INSTRUCTIONS TO FOLLOW
Look for the string "xlabel" in the lines and copy each line that has it.

DATA TO PROCESS
-.-.-
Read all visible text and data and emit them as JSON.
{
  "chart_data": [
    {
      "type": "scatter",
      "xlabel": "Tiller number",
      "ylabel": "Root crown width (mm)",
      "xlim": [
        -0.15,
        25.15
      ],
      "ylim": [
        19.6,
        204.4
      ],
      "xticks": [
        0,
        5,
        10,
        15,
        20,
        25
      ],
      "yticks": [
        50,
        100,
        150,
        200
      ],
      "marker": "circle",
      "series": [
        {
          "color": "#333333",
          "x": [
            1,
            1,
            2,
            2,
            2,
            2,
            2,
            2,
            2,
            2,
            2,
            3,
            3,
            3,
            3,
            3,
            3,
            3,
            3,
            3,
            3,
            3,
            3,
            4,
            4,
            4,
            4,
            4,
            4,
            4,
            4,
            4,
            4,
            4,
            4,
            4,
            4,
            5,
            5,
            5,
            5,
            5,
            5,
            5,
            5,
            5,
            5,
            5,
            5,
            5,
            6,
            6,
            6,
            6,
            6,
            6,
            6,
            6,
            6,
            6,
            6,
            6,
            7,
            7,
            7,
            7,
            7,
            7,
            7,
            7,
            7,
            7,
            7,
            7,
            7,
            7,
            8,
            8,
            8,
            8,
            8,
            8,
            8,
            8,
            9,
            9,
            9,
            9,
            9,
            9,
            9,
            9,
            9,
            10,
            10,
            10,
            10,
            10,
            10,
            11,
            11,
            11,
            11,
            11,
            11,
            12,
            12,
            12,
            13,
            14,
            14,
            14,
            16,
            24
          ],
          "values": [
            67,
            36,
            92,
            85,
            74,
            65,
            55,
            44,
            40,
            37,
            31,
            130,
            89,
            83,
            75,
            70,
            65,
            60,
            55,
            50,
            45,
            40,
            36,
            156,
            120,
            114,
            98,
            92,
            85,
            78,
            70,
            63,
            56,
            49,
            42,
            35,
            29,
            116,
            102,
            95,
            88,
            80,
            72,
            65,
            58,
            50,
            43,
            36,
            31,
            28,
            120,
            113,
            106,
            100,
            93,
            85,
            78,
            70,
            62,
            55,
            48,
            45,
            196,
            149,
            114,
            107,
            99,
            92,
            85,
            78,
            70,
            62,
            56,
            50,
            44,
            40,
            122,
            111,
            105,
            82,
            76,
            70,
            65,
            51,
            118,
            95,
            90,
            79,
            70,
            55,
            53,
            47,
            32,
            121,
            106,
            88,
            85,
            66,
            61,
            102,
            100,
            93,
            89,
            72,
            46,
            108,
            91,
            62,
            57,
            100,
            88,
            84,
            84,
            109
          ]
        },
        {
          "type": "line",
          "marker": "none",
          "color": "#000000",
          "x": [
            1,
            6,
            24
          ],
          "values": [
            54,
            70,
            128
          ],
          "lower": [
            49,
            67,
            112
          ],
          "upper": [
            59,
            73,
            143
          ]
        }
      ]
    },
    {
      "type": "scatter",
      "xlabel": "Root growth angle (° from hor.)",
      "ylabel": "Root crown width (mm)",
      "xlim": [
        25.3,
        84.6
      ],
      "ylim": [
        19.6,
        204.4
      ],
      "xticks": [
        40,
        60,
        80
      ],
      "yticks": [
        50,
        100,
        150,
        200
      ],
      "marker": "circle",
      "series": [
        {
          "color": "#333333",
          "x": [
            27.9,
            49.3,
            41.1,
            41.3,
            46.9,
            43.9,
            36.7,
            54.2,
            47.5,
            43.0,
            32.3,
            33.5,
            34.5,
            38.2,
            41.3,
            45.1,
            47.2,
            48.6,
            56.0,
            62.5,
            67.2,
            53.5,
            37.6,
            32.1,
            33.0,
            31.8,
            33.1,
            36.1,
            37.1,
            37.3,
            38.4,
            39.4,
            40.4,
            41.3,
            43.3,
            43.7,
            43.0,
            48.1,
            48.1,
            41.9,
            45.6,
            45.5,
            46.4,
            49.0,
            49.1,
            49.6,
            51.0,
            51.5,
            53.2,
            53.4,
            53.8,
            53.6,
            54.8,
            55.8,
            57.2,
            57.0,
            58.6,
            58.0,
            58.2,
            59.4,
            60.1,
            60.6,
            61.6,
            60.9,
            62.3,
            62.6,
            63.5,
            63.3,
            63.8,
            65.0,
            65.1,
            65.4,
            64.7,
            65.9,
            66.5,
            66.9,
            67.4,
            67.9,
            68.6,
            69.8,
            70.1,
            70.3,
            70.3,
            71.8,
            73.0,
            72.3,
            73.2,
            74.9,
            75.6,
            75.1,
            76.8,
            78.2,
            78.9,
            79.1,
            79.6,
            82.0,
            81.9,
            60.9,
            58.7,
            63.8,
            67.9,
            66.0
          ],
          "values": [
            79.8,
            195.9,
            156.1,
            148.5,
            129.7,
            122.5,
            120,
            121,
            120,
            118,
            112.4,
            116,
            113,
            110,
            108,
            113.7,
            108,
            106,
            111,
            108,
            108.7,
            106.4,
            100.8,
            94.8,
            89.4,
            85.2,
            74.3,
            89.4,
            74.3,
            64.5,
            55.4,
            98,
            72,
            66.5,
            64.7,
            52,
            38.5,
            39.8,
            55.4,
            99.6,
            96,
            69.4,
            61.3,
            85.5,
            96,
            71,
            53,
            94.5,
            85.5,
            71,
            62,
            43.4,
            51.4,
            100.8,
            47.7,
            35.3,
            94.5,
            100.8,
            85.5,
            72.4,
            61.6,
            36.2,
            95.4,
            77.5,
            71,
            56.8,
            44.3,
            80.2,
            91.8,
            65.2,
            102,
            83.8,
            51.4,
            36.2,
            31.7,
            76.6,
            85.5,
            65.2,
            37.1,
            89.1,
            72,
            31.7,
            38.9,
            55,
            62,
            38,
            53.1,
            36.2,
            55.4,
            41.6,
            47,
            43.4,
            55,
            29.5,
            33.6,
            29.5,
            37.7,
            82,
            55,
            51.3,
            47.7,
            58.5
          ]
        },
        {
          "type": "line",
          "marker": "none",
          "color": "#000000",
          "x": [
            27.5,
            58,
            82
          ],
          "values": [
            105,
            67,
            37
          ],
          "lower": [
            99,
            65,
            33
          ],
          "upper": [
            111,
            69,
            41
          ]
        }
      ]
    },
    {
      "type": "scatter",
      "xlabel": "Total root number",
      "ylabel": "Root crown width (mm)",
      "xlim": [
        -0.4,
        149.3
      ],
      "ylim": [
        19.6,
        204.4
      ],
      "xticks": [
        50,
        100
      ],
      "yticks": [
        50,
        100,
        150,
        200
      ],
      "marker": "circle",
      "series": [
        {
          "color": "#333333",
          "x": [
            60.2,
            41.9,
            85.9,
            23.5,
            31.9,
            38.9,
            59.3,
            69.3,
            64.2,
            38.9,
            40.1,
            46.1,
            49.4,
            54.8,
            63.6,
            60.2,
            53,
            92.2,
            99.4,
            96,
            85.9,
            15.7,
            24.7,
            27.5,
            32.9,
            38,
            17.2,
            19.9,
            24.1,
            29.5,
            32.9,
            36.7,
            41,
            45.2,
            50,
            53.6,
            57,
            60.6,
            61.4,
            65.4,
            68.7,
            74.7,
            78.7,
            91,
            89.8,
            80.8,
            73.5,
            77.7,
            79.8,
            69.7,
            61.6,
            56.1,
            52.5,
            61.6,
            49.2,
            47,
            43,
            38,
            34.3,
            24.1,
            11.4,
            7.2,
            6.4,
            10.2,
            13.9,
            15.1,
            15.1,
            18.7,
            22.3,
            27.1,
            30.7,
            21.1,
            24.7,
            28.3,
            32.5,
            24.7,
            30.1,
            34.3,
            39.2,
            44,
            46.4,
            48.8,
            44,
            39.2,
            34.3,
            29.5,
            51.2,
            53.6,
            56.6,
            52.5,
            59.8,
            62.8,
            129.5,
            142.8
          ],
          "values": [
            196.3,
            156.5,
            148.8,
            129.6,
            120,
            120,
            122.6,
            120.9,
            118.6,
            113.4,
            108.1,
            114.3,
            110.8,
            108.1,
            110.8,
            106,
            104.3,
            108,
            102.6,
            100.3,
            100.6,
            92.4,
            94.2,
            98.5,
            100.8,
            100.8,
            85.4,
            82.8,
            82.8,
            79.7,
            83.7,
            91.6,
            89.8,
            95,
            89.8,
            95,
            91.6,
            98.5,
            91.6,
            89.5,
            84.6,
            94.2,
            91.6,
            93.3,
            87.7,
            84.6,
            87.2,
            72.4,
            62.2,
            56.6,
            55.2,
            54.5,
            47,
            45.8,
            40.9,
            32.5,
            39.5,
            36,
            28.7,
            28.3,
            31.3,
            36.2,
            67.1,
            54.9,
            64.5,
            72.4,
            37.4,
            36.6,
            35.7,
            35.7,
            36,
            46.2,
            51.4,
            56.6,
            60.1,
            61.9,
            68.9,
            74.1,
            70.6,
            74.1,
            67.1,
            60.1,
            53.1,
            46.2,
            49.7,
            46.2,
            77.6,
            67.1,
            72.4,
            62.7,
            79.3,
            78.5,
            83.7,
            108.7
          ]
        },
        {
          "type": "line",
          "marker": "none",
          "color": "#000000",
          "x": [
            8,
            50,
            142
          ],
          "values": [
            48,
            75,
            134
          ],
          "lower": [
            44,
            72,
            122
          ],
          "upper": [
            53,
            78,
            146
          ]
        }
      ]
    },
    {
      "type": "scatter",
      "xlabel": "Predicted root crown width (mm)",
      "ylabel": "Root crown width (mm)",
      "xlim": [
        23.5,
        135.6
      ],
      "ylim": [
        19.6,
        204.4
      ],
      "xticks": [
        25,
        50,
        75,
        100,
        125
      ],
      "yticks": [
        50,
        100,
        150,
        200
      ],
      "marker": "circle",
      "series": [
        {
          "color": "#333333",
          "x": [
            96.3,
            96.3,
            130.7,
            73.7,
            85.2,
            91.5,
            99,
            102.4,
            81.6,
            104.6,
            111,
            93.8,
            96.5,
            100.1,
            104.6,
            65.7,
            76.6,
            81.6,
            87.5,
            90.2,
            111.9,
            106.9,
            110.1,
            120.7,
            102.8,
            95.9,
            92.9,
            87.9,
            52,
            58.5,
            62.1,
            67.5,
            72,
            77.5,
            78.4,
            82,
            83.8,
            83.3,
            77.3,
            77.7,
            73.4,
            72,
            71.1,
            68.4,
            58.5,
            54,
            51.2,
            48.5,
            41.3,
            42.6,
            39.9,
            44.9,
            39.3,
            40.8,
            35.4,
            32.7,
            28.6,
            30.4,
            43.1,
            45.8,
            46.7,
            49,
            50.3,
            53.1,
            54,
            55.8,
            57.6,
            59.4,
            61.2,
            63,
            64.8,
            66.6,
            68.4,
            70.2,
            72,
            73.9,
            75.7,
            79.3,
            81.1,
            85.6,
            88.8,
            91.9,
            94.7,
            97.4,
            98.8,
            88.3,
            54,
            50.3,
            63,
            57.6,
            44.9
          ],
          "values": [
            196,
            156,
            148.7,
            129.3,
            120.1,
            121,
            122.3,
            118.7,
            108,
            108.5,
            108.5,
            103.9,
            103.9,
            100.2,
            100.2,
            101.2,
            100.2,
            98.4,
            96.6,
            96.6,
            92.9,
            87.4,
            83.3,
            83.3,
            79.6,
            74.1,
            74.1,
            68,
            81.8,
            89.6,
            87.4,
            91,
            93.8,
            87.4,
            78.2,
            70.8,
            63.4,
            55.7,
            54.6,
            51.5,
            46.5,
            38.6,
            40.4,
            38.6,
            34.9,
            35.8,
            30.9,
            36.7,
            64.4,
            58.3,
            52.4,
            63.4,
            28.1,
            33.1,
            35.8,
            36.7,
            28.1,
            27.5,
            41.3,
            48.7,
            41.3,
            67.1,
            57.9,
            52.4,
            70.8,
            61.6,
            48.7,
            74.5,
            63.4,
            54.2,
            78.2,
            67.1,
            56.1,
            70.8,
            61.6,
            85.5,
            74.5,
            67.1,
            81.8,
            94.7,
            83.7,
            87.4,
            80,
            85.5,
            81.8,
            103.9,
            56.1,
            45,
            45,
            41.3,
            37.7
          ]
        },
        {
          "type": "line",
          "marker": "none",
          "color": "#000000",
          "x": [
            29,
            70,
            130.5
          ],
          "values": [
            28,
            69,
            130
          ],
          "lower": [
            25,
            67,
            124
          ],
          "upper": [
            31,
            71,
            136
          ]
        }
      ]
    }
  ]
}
-.-.-
SOLUTION FOR THIS EXERCISE
      "xlabel": "Tiller number",
      "xlabel": "Root growth angle (° from hor.)",
      "xlabel": "Total root number",
      "xlabel": "Predicted root crown width (mm)",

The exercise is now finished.